Print the material below line for line without changing anything, and leave the picture out.
----- Records -----
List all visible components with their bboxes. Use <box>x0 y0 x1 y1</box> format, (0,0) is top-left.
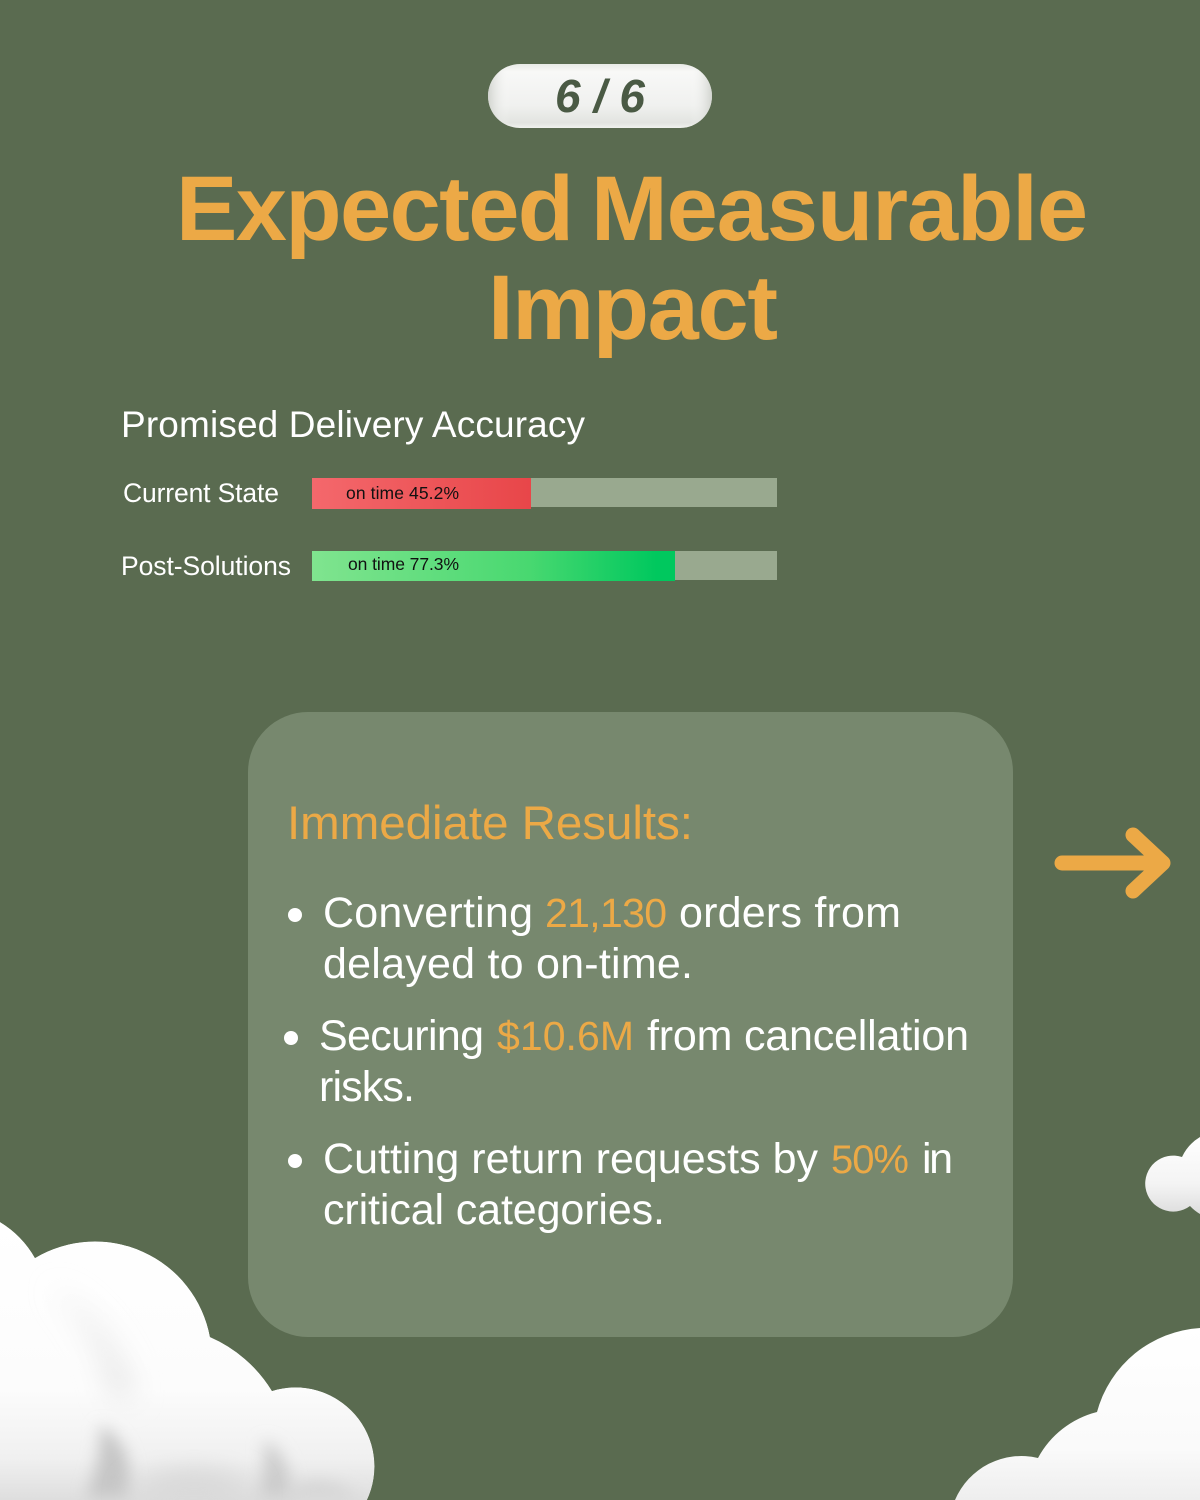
bullet: converting orders: delayed to on-time. <box>323 940 693 988</box>
page badge: 6/6: 6/6 <box>555 70 645 122</box>
title: Expected <box>176 158 574 260</box>
bullet: securing revenue: risks. <box>319 1063 415 1111</box>
bullet: cutting returns <box>288 1135 953 1234</box>
bar row: post-solutions: on time 77.3% <box>348 554 459 574</box>
bullet: cutting returns: critical categories. <box>323 1186 665 1234</box>
title <box>176 158 1088 359</box>
panel: immediate results <box>248 712 1013 1337</box>
bar row: current state: on time 45.2% <box>346 483 459 503</box>
icon: cloud bottom right <box>955 1328 1200 1500</box>
bar row: current state <box>123 478 777 509</box>
bullet: cutting returns: in <box>922 1135 953 1183</box>
bar row: post-solutions: Post-Solutions <box>121 551 291 581</box>
bullet: securing revenue: from cancellation <box>647 1012 969 1060</box>
bullet: cutting returns: Cutting return requests by <box>323 1135 818 1183</box>
bullet: converting orders: orders from <box>679 889 901 937</box>
bullet: securing revenue: Securing <box>319 1012 484 1060</box>
bullet: converting orders: Converting <box>323 889 533 937</box>
bullet: converting orders <box>288 889 901 988</box>
bar row: post-solutions <box>121 551 777 581</box>
icon: cloud bottom left <box>0 1222 374 1500</box>
page badge: 6/6 <box>488 64 712 128</box>
bullet: securing revenue: $10.6M <box>497 1013 634 1059</box>
bar row: current state: Current State <box>123 478 279 508</box>
chart heading: Promised Delivery Accuracy <box>121 404 586 445</box>
bullet: converting orders: 21,130 <box>545 890 667 936</box>
title: Impact <box>488 257 778 359</box>
chart: promised delivery accuracy <box>121 404 777 581</box>
panel heading: Immediate Results: <box>287 797 693 850</box>
bullet: cutting returns: 50% <box>831 1138 909 1182</box>
bullet: securing revenue <box>284 1012 969 1111</box>
icon: arrow <box>1062 835 1163 891</box>
title: Measurable <box>591 158 1088 260</box>
icon: cloud top right <box>1145 1137 1200 1214</box>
-----
▸ Full output:
List all visible components with their bboxes. Use <box>x0 y0 x1 y1</box> format, (0,0) is top-left.
bullet: converting orders: delayed to on-time. <box>323 940 693 988</box>
page badge: 6/6: 6/6 <box>555 70 645 122</box>
title: Expected <box>176 158 574 260</box>
bullet: securing revenue: risks. <box>319 1063 415 1111</box>
bullet: cutting returns <box>288 1135 953 1234</box>
bar row: post-solutions: on time 77.3% <box>348 554 459 574</box>
bullet: cutting returns: critical categories. <box>323 1186 665 1234</box>
title <box>176 158 1088 359</box>
panel: immediate results <box>248 712 1013 1337</box>
bar row: current state: on time 45.2% <box>346 483 459 503</box>
icon: cloud bottom right <box>955 1328 1200 1500</box>
bar row: current state <box>123 478 777 509</box>
bullet: cutting returns: in <box>922 1135 953 1183</box>
bar row: post-solutions: Post-Solutions <box>121 551 291 581</box>
bullet: securing revenue: from cancellation <box>647 1012 969 1060</box>
bullet: cutting returns: Cutting return requests by <box>323 1135 818 1183</box>
bullet: converting orders: orders from <box>679 889 901 937</box>
bullet: securing revenue: Securing <box>319 1012 484 1060</box>
bullet: converting orders: Converting <box>323 889 533 937</box>
bullet: converting orders <box>288 889 901 988</box>
bar row: post-solutions <box>121 551 777 581</box>
icon: cloud bottom left <box>0 1222 374 1500</box>
page badge: 6/6 <box>488 64 712 128</box>
bullet: securing revenue: $10.6M <box>497 1013 634 1059</box>
bar row: current state: Current State <box>123 478 279 508</box>
chart heading: Promised Delivery Accuracy <box>121 404 586 445</box>
bullet: converting orders: 21,130 <box>545 890 667 936</box>
title: Impact <box>488 257 778 359</box>
chart: promised delivery accuracy <box>121 404 777 581</box>
panel heading: Immediate Results: <box>287 797 693 850</box>
bullet: cutting returns: 50% <box>831 1138 909 1182</box>
bullet: securing revenue <box>284 1012 969 1111</box>
icon: arrow <box>1062 835 1163 891</box>
title: Measurable <box>591 158 1088 260</box>
icon: cloud top right <box>1145 1137 1200 1214</box>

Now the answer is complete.